▸ **WHAT TO WORK ON**: All of the listing below must be repeated word for word. Pictures are the only thing to omit.

Dataset items
↓↓↓
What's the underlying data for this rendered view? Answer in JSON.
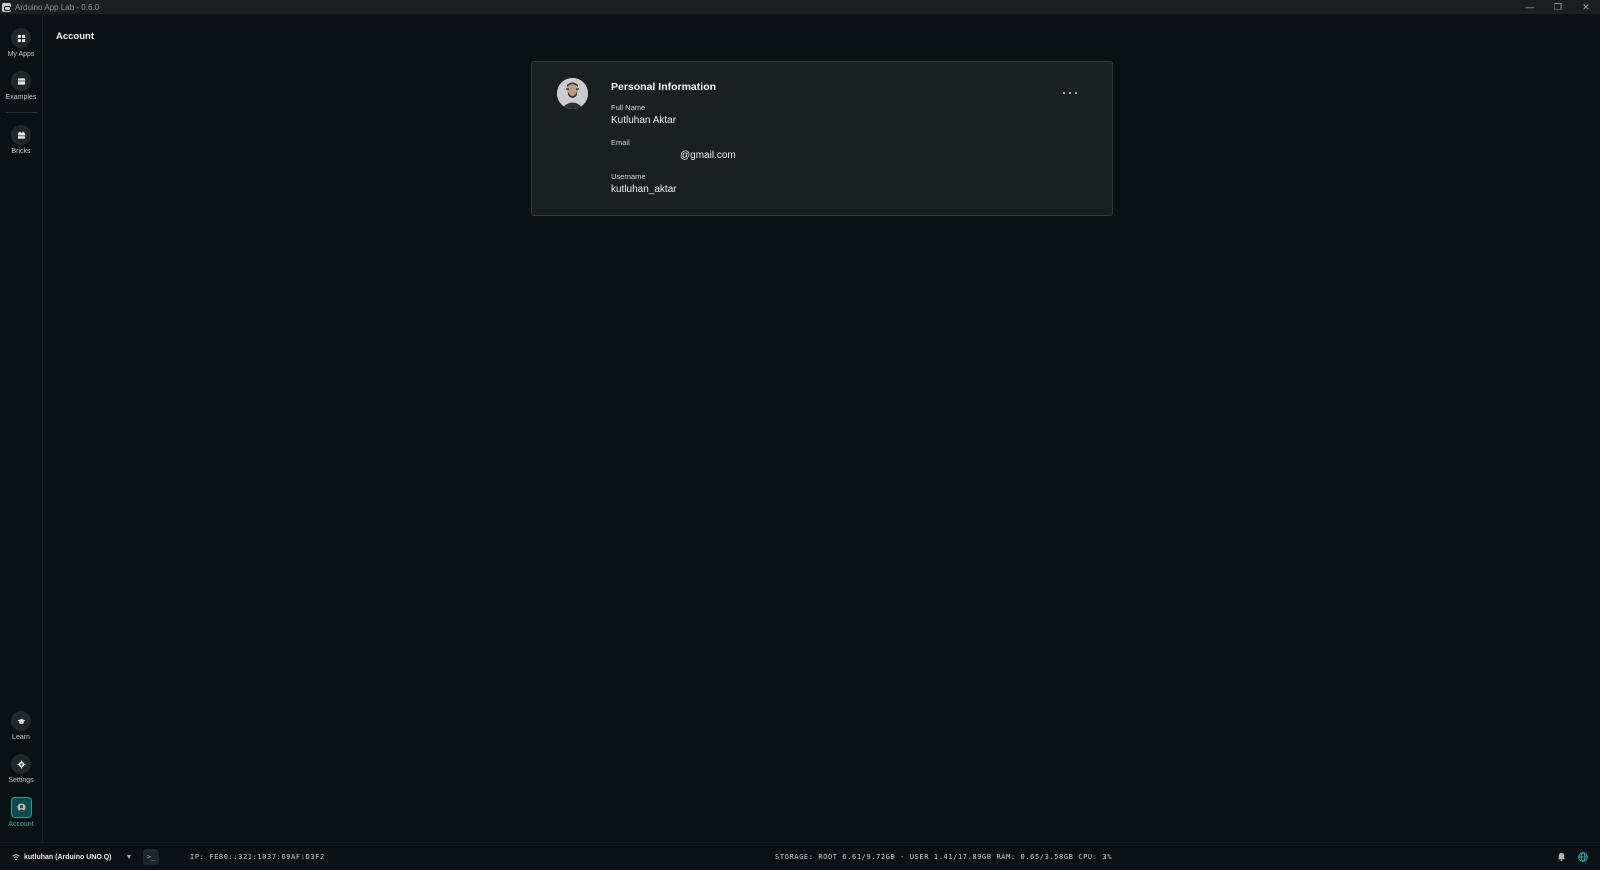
{
  "window": {
    "title": "Arduino App Lab - 0.6.0"
  },
  "sidebar": {
    "top_items": [
      {
        "label": "My Apps",
        "icon": "grid-icon"
      },
      {
        "label": "Examples",
        "icon": "examples-icon"
      },
      {
        "label": "Bricks",
        "icon": "bricks-icon"
      }
    ],
    "bottom_items": [
      {
        "label": "Learn",
        "icon": "graduation-cap-icon"
      },
      {
        "label": "Settings",
        "icon": "gear-icon"
      },
      {
        "label": "Account",
        "icon": "avatar-icon",
        "active": true
      }
    ]
  },
  "page": {
    "title": "Account"
  },
  "personal_info": {
    "heading": "Personal Information",
    "full_name_label": "Full Name",
    "full_name": "Kutluhan Aktar",
    "email_label": "Email",
    "email": "@gmail.com",
    "username_label": "Username",
    "username": "kutluhan_aktar",
    "more_menu": "more-horizontal-icon"
  },
  "statusbar": {
    "board": "kutluhan (Arduino UNO Q)",
    "terminal": ">_",
    "ip": "IP: FE80::321:1037:69AF:D3F2",
    "stats": "STORAGE: ROOT 6.61/9.72GB - USER 1.41/17.89GB   RAM: 0.65/3.58GB   CPU: 3%"
  },
  "colors": {
    "background": "#0a1114",
    "card": "#1a1f22",
    "accent": "#3ab0b3",
    "titlebar": "#1c1f21"
  }
}
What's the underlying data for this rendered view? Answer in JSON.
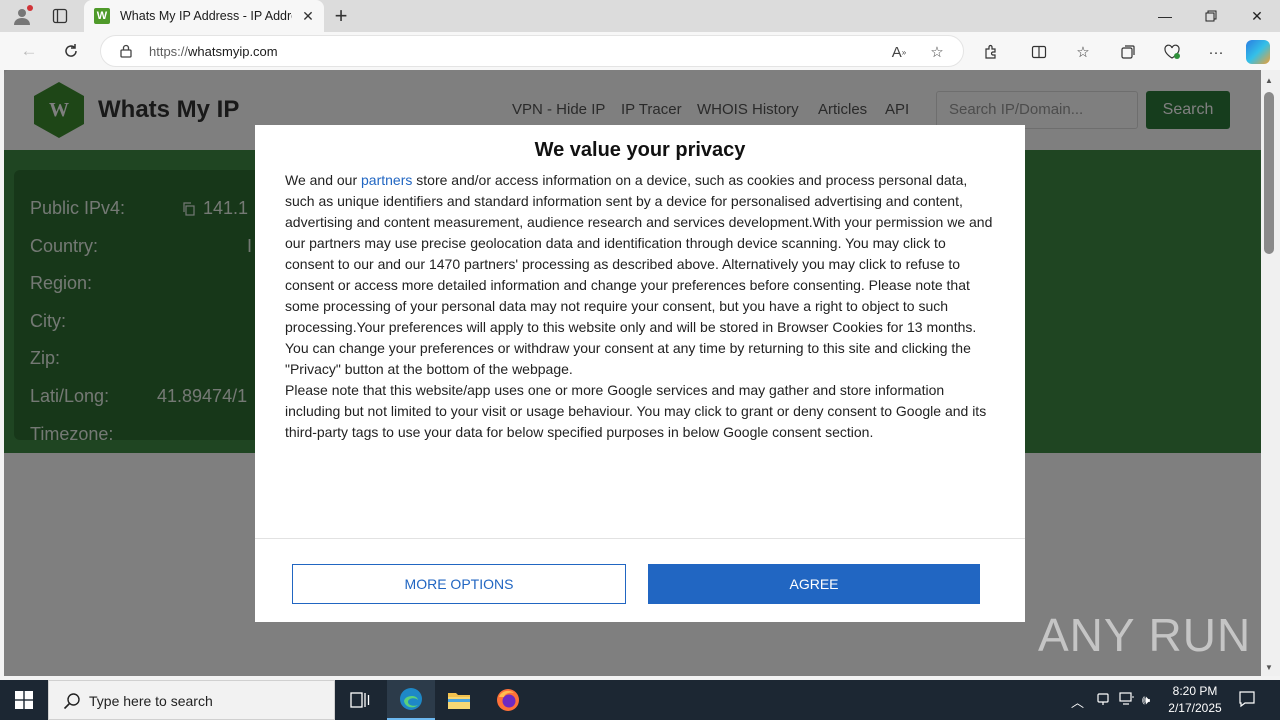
{
  "browser": {
    "tab_title": "Whats My IP Address - IP Address",
    "favicon_letter": "W",
    "url_proto": "https://",
    "url_host": "whatsmyip.com"
  },
  "site": {
    "logo_letter": "W",
    "name": "Whats My IP",
    "nav": [
      "VPN - Hide IP",
      "IP Tracer",
      "WHOIS History",
      "Articles",
      "API"
    ],
    "search_placeholder": "Search IP/Domain...",
    "search_button": "Search",
    "info_labels": [
      "Public IPv4:",
      "Country:",
      "Region:",
      "City:",
      "Zip:",
      "Lati/Long:",
      "Timezone:"
    ],
    "ipv4_partial": "141.1",
    "country_partial": "I",
    "latlong_partial": "41.89474/1"
  },
  "modal": {
    "title": "We value your privacy",
    "body_prefix": "We and our ",
    "partners_link": "partners",
    "body_p1": " store and/or access information on a device, such as cookies and process personal data, such as unique identifiers and standard information sent by a device for personalised advertising and content, advertising and content measurement, audience research and services development.With your permission we and our partners may use precise geolocation data and identification through device scanning. You may click to consent to our and our 1470 partners' processing as described above. Alternatively you may click to refuse to consent or access more detailed information and change your preferences before consenting. Please note that some processing of your personal data may not require your consent, but you have a right to object to such processing.Your preferences will apply to this website only and will be stored in Browser Cookies for 13 months. You can change your preferences or withdraw your consent at any time by returning to this site and clicking the \"Privacy\" button at the bottom of the webpage.",
    "body_p2": "Please note that this website/app uses one or more Google services and may gather and store information including but not limited to your visit or usage behaviour. You may click to grant or deny consent to Google and its third-party tags to use your data for below specified purposes in below Google consent section.",
    "more_options": "MORE OPTIONS",
    "agree": "AGREE"
  },
  "watermark": "ANY RUN",
  "taskbar": {
    "search_text": "Type here to search",
    "time": "8:20 PM",
    "date": "2/17/2025"
  },
  "colors": {
    "accent_blue": "#2166c2",
    "site_green": "#3e8a44"
  }
}
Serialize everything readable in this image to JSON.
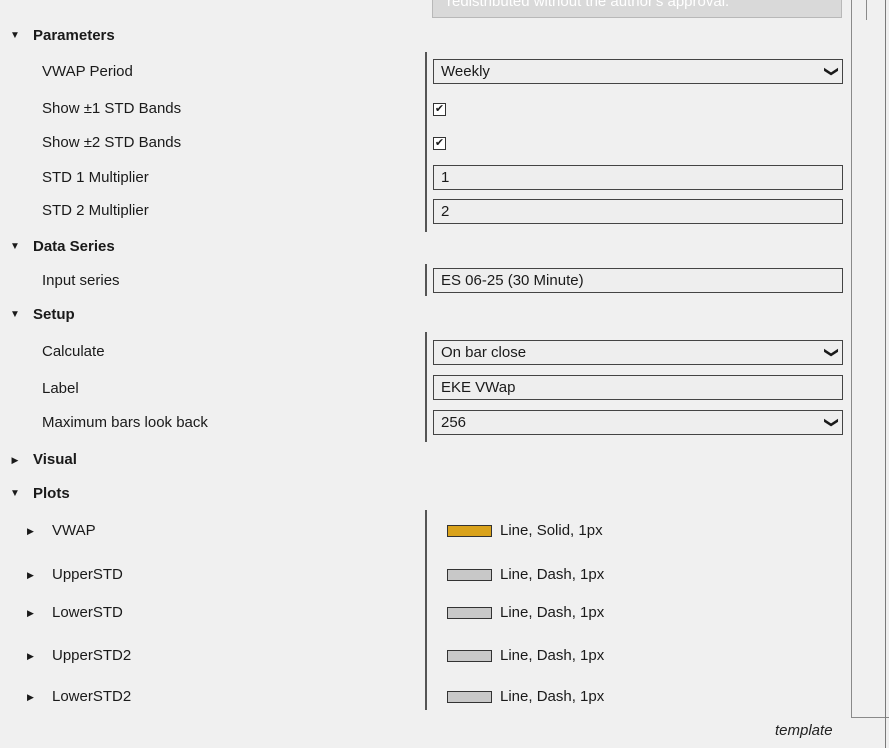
{
  "header_note": "redistributed without the author's approval.",
  "categories": {
    "parameters": "Parameters",
    "data_series": "Data Series",
    "setup": "Setup",
    "visual": "Visual",
    "plots": "Plots"
  },
  "parameters": {
    "vwap_period": {
      "label": "VWAP Period",
      "value": "Weekly"
    },
    "show_std1": {
      "label": "Show ±1 STD Bands",
      "checked": true
    },
    "show_std2": {
      "label": "Show ±2 STD Bands",
      "checked": true
    },
    "std1_multiplier": {
      "label": "STD 1 Multiplier",
      "value": "1"
    },
    "std2_multiplier": {
      "label": "STD 2 Multiplier",
      "value": "2"
    }
  },
  "data_series": {
    "input_series": {
      "label": "Input series",
      "value": "ES 06-25 (30 Minute)"
    }
  },
  "setup": {
    "calculate": {
      "label": "Calculate",
      "value": "On bar close"
    },
    "label": {
      "label": "Label",
      "value": "EKE VWap"
    },
    "max_bars": {
      "label": "Maximum bars look back",
      "value": "256"
    }
  },
  "plots": [
    {
      "name": "VWAP",
      "desc": "Line, Solid, 1px",
      "color": "#d9a21b"
    },
    {
      "name": "UpperSTD",
      "desc": "Line, Dash, 1px",
      "color": "#c8c8c8"
    },
    {
      "name": "LowerSTD",
      "desc": "Line, Dash, 1px",
      "color": "#c8c8c8"
    },
    {
      "name": "UpperSTD2",
      "desc": "Line, Dash, 1px",
      "color": "#c8c8c8"
    },
    {
      "name": "LowerSTD2",
      "desc": "Line, Dash, 1px",
      "color": "#c8c8c8"
    }
  ],
  "check_glyph": "✔",
  "expanded_glyph": "▼",
  "collapsed_glyph": "▶",
  "chevron_glyph": "❯",
  "footer_label": "template"
}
↑↑↑
▸ **RIGHT ANSWER**:
What's the underlying data for this rendered view? Answer in JSON.
{
  "window": {
    "title": "Arduino App Lab - 0.6.0"
  },
  "sidebar": {
    "top_items": [
      {
        "label": "My Apps",
        "icon": "grid-icon"
      },
      {
        "label": "Examples",
        "icon": "examples-icon"
      },
      {
        "label": "Bricks",
        "icon": "bricks-icon"
      }
    ],
    "bottom_items": [
      {
        "label": "Learn",
        "icon": "graduation-cap-icon"
      },
      {
        "label": "Settings",
        "icon": "gear-icon"
      },
      {
        "label": "Account",
        "icon": "avatar-icon",
        "active": true
      }
    ]
  },
  "page": {
    "title": "Account"
  },
  "personal_info": {
    "heading": "Personal Information",
    "full_name_label": "Full Name",
    "full_name": "Kutluhan Aktar",
    "email_label": "Email",
    "email": "@gmail.com",
    "username_label": "Username",
    "username": "kutluhan_aktar",
    "more_menu": "more-horizontal-icon"
  },
  "statusbar": {
    "board": "kutluhan (Arduino UNO Q)",
    "terminal": ">_",
    "ip": "IP: FE80::321:1037:69AF:D3F2",
    "stats": "STORAGE: ROOT 6.61/9.72GB - USER 1.41/17.89GB   RAM: 0.65/3.58GB   CPU: 3%"
  },
  "colors": {
    "background": "#0a1114",
    "card": "#1a1f22",
    "accent": "#3ab0b3",
    "titlebar": "#1c1f21"
  }
}
What's the underlying data for this rendered view? Answer in JSON.
{
  "browser": {
    "tab_title": "Whats My IP Address - IP Address",
    "favicon_letter": "W",
    "url_proto": "https://",
    "url_host": "whatsmyip.com"
  },
  "site": {
    "logo_letter": "W",
    "name": "Whats My IP",
    "nav": [
      "VPN - Hide IP",
      "IP Tracer",
      "WHOIS History",
      "Articles",
      "API"
    ],
    "search_placeholder": "Search IP/Domain...",
    "search_button": "Search",
    "info_labels": [
      "Public IPv4:",
      "Country:",
      "Region:",
      "City:",
      "Zip:",
      "Lati/Long:",
      "Timezone:"
    ],
    "ipv4_partial": "141.1",
    "country_partial": "I",
    "latlong_partial": "41.89474/1"
  },
  "modal": {
    "title": "We value your privacy",
    "body_prefix": "We and our ",
    "partners_link": "partners",
    "body_p1": " store and/or access information on a device, such as cookies and process personal data, such as unique identifiers and standard information sent by a device for personalised advertising and content, advertising and content measurement, audience research and services development.With your permission we and our partners may use precise geolocation data and identification through device scanning. You may click to consent to our and our 1470 partners' processing as described above. Alternatively you may click to refuse to consent or access more detailed information and change your preferences before consenting. Please note that some processing of your personal data may not require your consent, but you have a right to object to such processing.Your preferences will apply to this website only and will be stored in Browser Cookies for 13 months. You can change your preferences or withdraw your consent at any time by returning to this site and clicking the \"Privacy\" button at the bottom of the webpage.",
    "body_p2": "Please note that this website/app uses one or more Google services and may gather and store information including but not limited to your visit or usage behaviour. You may click to grant or deny consent to Google and its third-party tags to use your data for below specified purposes in below Google consent section.",
    "more_options": "MORE OPTIONS",
    "agree": "AGREE"
  },
  "watermark": "ANY RUN",
  "taskbar": {
    "search_text": "Type here to search",
    "time": "8:20 PM",
    "date": "2/17/2025"
  },
  "colors": {
    "accent_blue": "#2166c2",
    "site_green": "#3e8a44"
  }
}
Serialize everything readable in this image to JSON.
{
  "header_note": "redistributed without the author's approval.",
  "categories": {
    "parameters": "Parameters",
    "data_series": "Data Series",
    "setup": "Setup",
    "visual": "Visual",
    "plots": "Plots"
  },
  "parameters": {
    "vwap_period": {
      "label": "VWAP Period",
      "value": "Weekly"
    },
    "show_std1": {
      "label": "Show ±1 STD Bands",
      "checked": true
    },
    "show_std2": {
      "label": "Show ±2 STD Bands",
      "checked": true
    },
    "std1_multiplier": {
      "label": "STD 1 Multiplier",
      "value": "1"
    },
    "std2_multiplier": {
      "label": "STD 2 Multiplier",
      "value": "2"
    }
  },
  "data_series": {
    "input_series": {
      "label": "Input series",
      "value": "ES 06-25 (30 Minute)"
    }
  },
  "setup": {
    "calculate": {
      "label": "Calculate",
      "value": "On bar close"
    },
    "label": {
      "label": "Label",
      "value": "EKE VWap"
    },
    "max_bars": {
      "label": "Maximum bars look back",
      "value": "256"
    }
  },
  "plots": [
    {
      "name": "VWAP",
      "desc": "Line, Solid, 1px",
      "color": "#d9a21b"
    },
    {
      "name": "UpperSTD",
      "desc": "Line, Dash, 1px",
      "color": "#c8c8c8"
    },
    {
      "name": "LowerSTD",
      "desc": "Line, Dash, 1px",
      "color": "#c8c8c8"
    },
    {
      "name": "UpperSTD2",
      "desc": "Line, Dash, 1px",
      "color": "#c8c8c8"
    },
    {
      "name": "LowerSTD2",
      "desc": "Line, Dash, 1px",
      "color": "#c8c8c8"
    }
  ],
  "check_glyph": "✔",
  "expanded_glyph": "▼",
  "collapsed_glyph": "▶",
  "chevron_glyph": "❯",
  "footer_label": "template"
}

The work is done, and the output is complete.